* GIVEN RECORDS:
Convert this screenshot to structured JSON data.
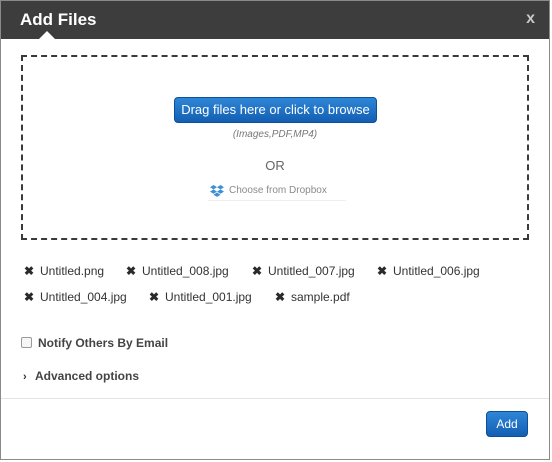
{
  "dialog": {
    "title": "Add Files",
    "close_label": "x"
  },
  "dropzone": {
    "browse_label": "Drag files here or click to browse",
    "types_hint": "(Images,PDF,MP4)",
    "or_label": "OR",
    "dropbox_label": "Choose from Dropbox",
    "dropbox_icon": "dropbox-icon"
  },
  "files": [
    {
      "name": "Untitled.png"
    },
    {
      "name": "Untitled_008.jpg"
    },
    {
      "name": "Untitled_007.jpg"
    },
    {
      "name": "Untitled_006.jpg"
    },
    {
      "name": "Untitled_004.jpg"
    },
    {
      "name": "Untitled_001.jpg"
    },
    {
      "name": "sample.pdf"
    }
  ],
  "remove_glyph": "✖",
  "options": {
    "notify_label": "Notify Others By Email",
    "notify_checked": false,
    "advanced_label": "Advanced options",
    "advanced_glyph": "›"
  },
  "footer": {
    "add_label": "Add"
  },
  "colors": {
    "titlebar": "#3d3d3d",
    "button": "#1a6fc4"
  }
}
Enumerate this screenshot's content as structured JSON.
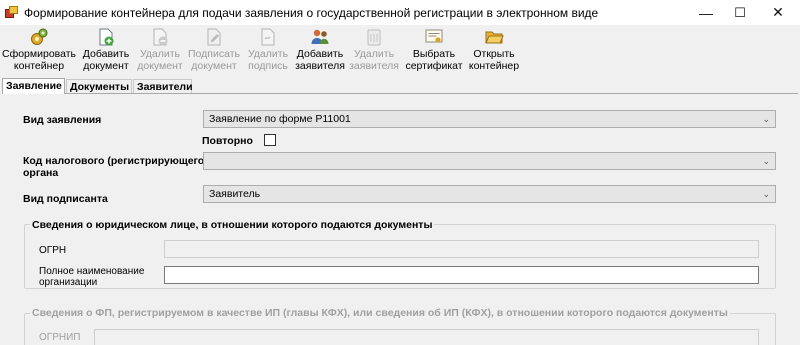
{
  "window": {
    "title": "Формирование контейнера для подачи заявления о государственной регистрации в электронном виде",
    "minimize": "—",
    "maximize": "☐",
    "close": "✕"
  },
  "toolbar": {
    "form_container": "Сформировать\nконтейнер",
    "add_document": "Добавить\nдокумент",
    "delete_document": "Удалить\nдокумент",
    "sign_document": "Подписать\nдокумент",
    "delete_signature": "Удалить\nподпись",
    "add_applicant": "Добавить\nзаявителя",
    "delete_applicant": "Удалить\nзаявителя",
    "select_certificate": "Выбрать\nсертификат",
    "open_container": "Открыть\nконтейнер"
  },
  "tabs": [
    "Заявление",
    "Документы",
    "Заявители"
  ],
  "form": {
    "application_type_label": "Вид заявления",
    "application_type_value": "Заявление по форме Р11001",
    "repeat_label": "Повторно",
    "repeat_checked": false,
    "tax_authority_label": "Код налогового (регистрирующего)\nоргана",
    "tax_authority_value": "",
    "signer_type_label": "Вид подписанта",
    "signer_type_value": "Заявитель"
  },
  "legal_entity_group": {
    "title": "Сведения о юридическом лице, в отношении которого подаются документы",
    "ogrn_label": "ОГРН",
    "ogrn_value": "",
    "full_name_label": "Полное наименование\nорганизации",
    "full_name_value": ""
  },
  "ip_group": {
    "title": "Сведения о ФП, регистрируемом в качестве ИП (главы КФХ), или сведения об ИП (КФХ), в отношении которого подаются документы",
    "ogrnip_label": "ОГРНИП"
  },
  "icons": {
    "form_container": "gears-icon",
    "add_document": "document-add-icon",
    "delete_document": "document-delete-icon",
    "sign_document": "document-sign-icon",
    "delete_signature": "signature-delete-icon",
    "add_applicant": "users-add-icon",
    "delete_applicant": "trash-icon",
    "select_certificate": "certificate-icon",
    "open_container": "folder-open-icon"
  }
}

* YOUR TASK: State the number of lines in the records that include "options", and write nothing else.

* RESULT FOR THIS TASK: 2